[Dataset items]
- - - -

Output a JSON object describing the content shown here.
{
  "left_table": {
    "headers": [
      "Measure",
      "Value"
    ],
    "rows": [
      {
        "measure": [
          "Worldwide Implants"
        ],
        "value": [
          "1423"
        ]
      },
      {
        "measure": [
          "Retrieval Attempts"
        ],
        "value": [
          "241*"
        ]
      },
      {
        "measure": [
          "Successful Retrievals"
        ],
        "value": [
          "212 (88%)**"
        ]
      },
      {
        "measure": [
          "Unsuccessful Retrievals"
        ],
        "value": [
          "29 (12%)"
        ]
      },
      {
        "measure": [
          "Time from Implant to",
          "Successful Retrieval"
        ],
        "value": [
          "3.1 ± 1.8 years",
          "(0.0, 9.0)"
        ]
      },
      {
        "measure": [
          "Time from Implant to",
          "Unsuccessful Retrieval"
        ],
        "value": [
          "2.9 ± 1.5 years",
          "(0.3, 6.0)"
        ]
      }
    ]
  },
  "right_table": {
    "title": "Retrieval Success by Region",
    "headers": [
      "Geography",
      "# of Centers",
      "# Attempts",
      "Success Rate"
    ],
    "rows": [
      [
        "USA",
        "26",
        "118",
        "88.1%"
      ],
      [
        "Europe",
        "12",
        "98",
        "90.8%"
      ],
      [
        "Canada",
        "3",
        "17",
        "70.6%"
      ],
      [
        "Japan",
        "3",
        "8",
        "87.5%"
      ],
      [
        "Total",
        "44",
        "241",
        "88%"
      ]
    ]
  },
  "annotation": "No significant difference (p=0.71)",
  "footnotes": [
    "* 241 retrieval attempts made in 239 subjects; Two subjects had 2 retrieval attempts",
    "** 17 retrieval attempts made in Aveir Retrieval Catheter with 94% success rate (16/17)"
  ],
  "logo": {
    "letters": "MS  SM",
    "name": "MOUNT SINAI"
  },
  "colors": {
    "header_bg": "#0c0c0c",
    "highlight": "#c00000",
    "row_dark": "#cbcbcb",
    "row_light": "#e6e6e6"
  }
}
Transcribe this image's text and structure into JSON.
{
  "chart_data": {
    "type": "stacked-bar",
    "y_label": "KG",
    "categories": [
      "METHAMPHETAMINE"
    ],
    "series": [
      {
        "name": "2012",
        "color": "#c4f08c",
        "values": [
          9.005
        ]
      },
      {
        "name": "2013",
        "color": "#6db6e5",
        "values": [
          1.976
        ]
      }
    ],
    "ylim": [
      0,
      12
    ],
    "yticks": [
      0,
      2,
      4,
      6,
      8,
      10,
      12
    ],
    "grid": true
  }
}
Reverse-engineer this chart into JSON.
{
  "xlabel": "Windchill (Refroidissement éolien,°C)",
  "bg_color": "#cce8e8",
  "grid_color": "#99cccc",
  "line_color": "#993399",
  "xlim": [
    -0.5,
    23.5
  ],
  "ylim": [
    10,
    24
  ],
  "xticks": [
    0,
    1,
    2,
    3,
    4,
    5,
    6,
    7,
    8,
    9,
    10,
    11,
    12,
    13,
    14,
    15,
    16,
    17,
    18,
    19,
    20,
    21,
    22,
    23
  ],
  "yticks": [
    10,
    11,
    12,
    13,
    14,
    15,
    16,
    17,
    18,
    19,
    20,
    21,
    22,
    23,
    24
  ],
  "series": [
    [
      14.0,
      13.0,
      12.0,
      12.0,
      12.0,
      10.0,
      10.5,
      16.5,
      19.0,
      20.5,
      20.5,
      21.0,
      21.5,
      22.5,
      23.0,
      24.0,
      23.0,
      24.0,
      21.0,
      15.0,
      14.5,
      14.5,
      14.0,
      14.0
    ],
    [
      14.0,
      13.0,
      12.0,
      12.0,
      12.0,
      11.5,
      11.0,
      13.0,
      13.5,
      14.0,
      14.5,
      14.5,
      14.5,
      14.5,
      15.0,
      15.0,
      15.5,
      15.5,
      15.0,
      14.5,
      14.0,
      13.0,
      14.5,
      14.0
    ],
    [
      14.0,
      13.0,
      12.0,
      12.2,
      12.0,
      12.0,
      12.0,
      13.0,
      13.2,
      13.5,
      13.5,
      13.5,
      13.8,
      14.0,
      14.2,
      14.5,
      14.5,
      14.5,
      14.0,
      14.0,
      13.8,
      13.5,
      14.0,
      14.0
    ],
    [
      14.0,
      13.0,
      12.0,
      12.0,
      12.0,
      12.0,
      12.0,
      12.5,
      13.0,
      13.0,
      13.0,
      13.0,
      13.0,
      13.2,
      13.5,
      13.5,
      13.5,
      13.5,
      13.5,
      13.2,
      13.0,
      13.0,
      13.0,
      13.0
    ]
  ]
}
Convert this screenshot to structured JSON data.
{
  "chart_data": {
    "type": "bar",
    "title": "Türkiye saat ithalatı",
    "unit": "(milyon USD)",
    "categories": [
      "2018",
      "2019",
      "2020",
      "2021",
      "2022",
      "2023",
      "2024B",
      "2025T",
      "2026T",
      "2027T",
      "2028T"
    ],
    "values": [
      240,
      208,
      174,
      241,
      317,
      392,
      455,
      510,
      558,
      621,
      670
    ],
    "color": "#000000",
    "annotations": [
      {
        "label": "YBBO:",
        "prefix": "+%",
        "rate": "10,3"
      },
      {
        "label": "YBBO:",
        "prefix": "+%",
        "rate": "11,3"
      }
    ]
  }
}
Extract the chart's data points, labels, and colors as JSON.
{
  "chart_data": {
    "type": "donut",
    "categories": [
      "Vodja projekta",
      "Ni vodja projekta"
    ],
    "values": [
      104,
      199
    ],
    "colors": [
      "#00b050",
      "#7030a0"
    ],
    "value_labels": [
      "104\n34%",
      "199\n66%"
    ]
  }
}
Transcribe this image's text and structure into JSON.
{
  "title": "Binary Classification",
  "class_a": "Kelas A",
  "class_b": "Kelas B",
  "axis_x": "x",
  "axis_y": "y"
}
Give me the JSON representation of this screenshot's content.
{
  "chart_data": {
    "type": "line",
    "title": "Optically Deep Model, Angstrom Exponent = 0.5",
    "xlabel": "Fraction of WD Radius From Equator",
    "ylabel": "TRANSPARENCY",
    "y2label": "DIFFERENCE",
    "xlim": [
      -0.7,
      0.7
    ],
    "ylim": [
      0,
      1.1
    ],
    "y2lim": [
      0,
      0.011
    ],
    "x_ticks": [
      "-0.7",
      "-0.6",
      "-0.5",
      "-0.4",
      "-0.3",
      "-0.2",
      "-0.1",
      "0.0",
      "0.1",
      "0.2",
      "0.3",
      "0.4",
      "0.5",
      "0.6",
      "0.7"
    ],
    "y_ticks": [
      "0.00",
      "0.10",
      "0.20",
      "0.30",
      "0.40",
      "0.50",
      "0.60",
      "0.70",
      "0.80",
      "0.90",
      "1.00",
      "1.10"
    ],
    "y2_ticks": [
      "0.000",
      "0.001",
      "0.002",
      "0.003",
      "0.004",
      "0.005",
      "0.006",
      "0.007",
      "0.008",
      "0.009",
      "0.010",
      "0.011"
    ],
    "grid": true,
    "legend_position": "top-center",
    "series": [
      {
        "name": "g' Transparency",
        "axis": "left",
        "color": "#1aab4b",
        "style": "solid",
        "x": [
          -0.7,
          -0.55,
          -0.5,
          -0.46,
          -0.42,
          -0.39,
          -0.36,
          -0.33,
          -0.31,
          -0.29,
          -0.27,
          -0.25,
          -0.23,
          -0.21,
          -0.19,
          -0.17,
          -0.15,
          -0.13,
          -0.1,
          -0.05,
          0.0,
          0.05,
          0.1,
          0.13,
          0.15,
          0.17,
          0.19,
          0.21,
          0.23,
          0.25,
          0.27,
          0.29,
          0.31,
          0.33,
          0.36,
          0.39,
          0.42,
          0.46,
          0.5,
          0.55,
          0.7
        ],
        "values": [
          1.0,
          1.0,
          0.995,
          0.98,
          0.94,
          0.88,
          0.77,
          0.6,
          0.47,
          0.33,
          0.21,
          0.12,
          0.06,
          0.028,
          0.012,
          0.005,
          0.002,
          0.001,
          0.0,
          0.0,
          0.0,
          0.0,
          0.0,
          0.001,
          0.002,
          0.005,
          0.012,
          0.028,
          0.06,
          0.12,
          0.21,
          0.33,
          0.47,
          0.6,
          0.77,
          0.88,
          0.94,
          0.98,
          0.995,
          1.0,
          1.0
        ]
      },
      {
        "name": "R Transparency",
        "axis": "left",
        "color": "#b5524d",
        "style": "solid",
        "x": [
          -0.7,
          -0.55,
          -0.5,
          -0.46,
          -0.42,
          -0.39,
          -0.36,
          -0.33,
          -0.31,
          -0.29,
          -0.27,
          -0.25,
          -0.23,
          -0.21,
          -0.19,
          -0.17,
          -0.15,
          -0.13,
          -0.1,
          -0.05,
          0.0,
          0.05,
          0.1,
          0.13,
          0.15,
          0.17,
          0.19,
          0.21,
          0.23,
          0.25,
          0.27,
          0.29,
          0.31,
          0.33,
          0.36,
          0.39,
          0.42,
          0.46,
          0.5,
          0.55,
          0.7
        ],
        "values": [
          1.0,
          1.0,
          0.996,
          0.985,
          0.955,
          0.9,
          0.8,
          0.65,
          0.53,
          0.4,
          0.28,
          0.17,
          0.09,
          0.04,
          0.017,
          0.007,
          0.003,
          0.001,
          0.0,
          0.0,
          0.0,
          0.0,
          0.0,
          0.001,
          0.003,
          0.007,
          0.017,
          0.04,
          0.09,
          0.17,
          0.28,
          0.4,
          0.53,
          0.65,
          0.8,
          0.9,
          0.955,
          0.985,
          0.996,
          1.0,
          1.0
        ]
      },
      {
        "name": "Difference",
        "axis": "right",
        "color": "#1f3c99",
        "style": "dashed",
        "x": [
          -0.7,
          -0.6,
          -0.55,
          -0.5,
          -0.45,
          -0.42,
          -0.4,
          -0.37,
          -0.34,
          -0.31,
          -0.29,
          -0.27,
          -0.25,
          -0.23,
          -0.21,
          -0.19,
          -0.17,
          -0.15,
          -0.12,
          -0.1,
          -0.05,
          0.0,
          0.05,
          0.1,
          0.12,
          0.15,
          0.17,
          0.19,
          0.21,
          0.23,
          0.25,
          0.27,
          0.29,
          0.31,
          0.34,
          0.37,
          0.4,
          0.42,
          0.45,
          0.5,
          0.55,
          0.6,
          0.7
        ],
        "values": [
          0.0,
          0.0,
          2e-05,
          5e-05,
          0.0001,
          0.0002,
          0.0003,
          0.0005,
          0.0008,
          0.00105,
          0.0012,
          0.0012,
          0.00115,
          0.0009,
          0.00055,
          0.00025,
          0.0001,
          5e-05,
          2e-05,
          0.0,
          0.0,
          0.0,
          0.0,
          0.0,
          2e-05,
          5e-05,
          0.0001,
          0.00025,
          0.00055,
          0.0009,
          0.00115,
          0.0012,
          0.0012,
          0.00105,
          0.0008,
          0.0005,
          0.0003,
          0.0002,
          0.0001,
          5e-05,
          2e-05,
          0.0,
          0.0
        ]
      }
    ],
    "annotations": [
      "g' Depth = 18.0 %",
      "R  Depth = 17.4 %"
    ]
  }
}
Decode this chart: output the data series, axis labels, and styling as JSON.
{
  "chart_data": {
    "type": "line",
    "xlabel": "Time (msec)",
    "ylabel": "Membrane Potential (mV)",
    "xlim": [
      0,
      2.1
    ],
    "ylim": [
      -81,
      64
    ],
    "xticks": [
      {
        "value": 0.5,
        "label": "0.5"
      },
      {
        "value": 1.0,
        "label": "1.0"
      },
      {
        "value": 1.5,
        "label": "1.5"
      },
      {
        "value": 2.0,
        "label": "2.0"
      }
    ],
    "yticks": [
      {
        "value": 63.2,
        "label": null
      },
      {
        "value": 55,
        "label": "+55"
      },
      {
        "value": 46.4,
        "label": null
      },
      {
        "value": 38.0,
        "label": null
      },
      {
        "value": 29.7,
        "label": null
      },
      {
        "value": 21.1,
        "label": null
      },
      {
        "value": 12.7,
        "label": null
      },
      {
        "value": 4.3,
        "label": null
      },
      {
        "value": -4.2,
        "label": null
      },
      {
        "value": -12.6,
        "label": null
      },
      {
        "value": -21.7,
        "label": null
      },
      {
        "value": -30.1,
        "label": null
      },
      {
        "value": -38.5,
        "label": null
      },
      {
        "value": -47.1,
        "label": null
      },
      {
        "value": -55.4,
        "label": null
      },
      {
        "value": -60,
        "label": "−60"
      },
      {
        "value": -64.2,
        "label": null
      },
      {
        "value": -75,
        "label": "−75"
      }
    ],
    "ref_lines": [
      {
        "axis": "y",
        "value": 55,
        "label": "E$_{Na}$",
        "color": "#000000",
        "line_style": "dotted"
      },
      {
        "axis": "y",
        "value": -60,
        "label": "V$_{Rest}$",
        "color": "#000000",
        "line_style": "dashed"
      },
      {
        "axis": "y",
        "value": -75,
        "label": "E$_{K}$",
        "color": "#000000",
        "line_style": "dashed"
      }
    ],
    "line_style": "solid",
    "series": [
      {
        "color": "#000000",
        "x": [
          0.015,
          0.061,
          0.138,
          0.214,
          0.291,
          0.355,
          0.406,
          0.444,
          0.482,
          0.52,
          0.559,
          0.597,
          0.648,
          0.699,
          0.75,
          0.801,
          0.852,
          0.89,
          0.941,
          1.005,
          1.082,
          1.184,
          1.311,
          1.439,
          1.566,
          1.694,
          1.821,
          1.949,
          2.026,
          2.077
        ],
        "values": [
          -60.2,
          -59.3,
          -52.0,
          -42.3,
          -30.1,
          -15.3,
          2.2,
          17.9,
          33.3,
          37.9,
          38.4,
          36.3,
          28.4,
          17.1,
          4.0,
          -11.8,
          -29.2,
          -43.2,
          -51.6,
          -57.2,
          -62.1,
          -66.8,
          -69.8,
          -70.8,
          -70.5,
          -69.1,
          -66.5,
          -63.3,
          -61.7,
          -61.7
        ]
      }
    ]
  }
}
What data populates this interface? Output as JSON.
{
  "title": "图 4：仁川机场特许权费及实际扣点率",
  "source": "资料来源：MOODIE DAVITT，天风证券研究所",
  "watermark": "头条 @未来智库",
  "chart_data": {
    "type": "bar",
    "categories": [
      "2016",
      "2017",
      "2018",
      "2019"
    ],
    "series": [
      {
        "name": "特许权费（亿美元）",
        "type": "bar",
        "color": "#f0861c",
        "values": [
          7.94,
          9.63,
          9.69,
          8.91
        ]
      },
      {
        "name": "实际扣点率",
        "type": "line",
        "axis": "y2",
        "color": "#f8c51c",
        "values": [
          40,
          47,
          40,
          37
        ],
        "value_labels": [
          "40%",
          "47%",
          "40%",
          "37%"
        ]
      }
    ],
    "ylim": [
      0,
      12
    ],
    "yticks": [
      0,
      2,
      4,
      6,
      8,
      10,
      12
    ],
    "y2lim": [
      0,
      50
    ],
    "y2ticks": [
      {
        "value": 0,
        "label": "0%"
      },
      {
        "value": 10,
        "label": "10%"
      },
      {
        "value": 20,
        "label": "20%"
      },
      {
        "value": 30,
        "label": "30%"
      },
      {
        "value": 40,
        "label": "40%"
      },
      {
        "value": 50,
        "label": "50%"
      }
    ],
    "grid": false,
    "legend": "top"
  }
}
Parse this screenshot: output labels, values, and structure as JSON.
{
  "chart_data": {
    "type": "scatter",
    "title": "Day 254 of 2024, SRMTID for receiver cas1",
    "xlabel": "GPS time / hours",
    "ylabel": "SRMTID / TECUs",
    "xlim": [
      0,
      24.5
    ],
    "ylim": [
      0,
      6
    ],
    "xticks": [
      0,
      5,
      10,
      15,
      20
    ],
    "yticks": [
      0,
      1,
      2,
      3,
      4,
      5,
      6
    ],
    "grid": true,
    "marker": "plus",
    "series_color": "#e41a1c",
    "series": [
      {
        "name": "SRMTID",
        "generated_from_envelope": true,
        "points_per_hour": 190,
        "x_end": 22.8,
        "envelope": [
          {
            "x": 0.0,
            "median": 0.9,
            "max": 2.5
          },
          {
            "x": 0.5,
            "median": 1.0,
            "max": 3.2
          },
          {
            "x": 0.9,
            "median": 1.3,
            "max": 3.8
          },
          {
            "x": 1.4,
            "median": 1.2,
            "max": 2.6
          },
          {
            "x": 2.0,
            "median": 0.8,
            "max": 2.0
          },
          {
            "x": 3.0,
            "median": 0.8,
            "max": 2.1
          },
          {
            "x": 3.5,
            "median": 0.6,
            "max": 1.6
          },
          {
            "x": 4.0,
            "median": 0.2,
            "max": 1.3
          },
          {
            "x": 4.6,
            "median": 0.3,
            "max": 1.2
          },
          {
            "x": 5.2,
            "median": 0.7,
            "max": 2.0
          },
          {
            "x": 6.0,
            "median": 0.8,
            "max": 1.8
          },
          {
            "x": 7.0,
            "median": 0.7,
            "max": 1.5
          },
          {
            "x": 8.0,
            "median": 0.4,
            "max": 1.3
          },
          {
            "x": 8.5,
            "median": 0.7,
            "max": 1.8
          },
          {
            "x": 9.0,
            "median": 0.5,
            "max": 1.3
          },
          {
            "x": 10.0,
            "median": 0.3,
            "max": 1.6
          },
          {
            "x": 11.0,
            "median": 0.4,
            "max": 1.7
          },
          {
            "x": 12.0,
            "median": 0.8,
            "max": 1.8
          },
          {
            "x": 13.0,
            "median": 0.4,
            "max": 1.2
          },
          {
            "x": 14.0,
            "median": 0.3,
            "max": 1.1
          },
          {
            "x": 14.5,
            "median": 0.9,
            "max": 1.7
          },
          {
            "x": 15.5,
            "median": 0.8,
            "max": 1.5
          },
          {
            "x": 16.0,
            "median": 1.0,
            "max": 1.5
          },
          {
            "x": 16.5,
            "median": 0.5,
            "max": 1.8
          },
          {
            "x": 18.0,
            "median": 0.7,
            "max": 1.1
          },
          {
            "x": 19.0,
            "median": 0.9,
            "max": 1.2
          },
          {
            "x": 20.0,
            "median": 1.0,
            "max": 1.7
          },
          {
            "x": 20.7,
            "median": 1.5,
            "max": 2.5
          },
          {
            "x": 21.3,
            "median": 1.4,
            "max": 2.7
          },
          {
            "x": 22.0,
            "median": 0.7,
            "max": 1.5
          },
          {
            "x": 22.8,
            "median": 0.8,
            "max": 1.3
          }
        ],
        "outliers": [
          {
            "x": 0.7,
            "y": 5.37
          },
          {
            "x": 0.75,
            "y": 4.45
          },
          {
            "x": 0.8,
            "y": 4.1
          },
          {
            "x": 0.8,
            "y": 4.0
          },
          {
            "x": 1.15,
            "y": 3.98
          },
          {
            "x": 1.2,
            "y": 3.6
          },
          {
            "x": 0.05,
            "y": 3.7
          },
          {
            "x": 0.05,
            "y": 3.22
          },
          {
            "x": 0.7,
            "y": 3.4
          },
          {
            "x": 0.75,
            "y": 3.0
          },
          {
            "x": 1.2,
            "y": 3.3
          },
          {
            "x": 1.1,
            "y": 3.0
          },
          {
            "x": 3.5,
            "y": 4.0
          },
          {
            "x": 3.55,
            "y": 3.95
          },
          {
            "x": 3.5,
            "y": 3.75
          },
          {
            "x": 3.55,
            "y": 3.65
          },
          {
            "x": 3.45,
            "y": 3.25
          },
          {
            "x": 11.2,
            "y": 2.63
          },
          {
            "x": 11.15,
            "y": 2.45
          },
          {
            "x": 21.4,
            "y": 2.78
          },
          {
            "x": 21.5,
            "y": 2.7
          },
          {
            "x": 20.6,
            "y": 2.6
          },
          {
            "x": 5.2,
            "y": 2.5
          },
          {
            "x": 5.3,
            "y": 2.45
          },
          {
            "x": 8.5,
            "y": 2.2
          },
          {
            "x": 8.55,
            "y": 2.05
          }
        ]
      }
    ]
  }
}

- - - -

*WHAT THE TASK ASKS*. Copy out all lines that carry the word "xlabel".

*REPLY*.
  "xlabel": "Windchill (Refroidissement éolien,°C)",
    "xlabel": "Fraction of WD Radius From Equator",
    "xlabel": "Time (msec)",
    "xlabel": "GPS time / hours",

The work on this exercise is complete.